- _PROBLEM REQUIREMENTS_: From the entries that follow, list every line in which the string "screenshot" appears.

- _DATASET_:

——————————

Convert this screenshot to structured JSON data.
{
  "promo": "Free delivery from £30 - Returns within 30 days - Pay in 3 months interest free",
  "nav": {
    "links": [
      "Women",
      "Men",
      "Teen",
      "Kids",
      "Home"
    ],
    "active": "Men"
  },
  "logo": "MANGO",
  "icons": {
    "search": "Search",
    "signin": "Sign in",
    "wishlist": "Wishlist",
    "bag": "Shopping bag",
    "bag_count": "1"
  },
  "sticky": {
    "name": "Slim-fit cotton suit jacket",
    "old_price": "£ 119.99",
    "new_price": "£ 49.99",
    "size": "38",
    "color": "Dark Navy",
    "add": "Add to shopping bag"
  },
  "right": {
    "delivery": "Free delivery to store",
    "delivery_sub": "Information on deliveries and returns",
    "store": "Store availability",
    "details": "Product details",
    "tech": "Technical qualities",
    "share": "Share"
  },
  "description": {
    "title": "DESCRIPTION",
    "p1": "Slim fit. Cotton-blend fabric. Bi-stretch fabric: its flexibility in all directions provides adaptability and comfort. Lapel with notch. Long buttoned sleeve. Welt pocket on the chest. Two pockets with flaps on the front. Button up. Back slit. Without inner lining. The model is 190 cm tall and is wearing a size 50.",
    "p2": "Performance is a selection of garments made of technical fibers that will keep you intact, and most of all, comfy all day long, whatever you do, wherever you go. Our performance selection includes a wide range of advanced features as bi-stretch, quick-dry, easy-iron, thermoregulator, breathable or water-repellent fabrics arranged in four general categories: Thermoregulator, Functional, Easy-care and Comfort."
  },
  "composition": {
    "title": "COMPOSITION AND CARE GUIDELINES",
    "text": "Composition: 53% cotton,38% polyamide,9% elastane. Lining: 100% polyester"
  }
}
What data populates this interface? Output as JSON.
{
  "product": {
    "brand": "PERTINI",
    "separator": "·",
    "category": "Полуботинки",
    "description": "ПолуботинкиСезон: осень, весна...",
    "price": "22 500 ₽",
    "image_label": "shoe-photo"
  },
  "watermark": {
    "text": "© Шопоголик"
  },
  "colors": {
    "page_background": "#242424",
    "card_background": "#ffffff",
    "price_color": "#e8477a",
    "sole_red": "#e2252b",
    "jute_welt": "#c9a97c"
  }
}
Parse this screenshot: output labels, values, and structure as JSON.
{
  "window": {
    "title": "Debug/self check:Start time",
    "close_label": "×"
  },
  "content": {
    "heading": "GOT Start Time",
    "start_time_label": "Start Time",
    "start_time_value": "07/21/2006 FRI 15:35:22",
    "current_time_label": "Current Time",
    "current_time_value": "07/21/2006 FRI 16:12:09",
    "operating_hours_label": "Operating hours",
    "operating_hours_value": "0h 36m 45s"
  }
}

——————————

- _WORKED SOLUTION_:
Convert this screenshot to structured JSON data.
Parse this screenshot: output labels, values, and structure as JSON.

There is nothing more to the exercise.